| TASK STATEMENT |
Find and copy every line in the records that includes the string "Stochastics".
::::
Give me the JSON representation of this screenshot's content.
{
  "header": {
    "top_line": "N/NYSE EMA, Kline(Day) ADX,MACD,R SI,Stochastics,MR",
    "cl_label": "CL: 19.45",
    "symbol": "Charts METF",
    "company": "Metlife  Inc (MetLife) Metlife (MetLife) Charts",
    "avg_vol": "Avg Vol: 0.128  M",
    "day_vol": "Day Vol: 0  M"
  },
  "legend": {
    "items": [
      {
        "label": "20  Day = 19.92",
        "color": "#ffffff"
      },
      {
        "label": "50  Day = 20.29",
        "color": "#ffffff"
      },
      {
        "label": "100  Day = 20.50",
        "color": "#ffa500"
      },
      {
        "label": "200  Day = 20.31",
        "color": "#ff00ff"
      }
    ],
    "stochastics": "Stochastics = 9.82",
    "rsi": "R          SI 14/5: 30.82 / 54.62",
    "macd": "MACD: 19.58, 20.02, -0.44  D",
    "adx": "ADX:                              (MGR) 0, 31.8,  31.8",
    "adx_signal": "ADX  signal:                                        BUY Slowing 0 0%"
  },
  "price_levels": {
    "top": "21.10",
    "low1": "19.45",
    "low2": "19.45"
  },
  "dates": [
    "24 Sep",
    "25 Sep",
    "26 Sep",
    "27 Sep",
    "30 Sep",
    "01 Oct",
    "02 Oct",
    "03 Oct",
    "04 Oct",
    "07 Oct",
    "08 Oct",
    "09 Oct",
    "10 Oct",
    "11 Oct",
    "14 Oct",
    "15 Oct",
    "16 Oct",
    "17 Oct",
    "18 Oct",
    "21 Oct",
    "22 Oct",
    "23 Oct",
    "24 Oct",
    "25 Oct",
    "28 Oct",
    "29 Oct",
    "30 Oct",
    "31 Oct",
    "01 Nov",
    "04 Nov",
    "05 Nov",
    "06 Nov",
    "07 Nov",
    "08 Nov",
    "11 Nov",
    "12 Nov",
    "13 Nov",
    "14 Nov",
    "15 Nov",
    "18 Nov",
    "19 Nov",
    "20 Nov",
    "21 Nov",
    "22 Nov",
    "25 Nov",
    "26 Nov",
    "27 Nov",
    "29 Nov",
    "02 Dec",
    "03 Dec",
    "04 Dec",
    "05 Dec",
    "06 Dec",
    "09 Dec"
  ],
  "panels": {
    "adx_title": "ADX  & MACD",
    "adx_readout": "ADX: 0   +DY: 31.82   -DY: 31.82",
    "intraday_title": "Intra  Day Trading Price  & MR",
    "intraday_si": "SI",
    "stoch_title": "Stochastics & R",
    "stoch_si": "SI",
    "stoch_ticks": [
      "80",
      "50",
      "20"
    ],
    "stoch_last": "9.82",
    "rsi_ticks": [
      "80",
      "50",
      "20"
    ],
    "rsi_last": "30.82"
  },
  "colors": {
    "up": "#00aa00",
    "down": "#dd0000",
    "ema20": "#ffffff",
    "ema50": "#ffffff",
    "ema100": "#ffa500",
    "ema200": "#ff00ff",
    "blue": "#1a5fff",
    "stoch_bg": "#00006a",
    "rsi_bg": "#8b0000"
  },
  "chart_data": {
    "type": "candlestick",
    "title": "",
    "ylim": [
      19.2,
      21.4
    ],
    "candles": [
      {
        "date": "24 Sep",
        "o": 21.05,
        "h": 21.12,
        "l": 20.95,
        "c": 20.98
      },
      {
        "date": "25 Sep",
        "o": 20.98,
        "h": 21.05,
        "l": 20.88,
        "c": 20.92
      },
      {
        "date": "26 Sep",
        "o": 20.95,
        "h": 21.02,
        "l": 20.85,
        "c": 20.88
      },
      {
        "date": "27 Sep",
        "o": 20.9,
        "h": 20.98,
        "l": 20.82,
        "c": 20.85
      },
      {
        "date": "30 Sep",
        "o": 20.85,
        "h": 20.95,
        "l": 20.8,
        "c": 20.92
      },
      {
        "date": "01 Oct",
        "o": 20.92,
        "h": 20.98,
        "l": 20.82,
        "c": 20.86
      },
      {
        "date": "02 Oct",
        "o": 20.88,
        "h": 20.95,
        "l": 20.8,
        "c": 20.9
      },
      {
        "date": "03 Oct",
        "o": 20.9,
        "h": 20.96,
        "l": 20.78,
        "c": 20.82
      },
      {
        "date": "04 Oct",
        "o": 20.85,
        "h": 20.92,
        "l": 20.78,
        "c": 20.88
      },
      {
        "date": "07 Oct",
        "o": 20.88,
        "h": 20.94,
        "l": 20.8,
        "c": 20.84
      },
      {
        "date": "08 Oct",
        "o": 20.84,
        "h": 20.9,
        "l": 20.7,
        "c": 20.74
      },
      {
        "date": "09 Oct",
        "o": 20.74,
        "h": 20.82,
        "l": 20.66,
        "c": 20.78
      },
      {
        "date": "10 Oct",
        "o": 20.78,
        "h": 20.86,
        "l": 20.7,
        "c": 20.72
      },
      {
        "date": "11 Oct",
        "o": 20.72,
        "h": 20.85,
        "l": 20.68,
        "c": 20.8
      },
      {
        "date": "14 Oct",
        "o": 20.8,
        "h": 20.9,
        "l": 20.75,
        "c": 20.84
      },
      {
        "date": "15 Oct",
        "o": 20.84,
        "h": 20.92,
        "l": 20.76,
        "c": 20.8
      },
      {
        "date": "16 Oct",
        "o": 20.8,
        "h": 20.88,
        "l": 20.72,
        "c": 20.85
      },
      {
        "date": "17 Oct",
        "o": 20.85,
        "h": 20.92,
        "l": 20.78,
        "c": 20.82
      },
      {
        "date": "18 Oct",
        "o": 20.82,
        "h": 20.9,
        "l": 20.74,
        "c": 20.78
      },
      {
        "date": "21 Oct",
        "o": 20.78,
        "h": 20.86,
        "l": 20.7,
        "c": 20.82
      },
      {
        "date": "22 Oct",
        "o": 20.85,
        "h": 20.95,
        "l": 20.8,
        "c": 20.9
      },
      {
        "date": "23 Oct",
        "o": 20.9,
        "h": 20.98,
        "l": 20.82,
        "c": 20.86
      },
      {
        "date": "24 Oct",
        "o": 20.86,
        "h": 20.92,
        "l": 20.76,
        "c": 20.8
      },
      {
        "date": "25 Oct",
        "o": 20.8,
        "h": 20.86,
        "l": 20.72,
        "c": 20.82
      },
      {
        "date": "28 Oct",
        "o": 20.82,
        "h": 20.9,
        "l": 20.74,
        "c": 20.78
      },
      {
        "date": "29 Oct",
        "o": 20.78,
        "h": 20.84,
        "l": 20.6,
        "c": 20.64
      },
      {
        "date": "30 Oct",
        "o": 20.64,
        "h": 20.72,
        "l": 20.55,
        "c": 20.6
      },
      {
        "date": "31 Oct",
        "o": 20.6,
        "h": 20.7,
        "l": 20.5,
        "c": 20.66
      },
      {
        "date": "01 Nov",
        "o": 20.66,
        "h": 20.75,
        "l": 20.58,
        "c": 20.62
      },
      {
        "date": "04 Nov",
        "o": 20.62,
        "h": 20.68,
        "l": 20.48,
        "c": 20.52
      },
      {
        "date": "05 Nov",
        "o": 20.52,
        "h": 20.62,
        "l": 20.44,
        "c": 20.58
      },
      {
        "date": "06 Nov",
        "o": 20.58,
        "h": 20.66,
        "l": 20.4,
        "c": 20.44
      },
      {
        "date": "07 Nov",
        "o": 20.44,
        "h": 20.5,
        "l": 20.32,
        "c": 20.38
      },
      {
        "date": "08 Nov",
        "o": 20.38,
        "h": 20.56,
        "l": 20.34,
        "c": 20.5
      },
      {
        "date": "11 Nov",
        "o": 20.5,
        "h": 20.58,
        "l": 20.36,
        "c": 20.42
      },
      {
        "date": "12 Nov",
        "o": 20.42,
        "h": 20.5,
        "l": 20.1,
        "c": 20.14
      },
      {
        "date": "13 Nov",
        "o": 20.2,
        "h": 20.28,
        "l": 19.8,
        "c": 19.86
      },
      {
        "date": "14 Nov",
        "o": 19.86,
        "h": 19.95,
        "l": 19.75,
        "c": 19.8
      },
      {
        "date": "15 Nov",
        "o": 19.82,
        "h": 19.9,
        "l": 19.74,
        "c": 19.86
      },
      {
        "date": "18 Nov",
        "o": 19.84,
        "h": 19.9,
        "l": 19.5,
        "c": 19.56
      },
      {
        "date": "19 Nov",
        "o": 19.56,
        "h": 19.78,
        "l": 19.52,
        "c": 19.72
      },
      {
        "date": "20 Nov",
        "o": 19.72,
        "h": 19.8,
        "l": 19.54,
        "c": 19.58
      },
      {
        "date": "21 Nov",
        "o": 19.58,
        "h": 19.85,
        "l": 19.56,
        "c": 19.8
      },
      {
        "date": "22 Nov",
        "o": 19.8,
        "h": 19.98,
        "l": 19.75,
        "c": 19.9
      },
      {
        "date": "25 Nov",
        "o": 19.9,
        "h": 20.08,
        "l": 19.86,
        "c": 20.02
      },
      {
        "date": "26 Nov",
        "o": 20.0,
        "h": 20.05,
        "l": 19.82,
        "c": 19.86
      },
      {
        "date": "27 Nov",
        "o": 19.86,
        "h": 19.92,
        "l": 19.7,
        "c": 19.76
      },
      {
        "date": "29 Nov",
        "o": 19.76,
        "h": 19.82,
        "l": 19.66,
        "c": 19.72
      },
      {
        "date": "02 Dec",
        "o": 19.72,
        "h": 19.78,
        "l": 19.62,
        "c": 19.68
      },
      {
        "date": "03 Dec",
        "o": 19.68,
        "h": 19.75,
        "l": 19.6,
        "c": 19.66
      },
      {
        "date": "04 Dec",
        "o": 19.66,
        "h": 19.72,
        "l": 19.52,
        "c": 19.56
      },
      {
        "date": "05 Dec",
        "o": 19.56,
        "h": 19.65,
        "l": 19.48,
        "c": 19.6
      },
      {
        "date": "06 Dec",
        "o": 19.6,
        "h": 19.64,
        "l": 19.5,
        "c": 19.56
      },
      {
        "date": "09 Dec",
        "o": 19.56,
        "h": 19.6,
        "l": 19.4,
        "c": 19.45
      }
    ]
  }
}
::::
| COMPLETE OUTPUT |
    "top_line": "N/NYSE EMA, Kline(Day) ADX,MACD,R SI,Stochastics,MR",
    "stochastics": "Stochastics = 9.82",
    "stoch_title": "Stochastics & R",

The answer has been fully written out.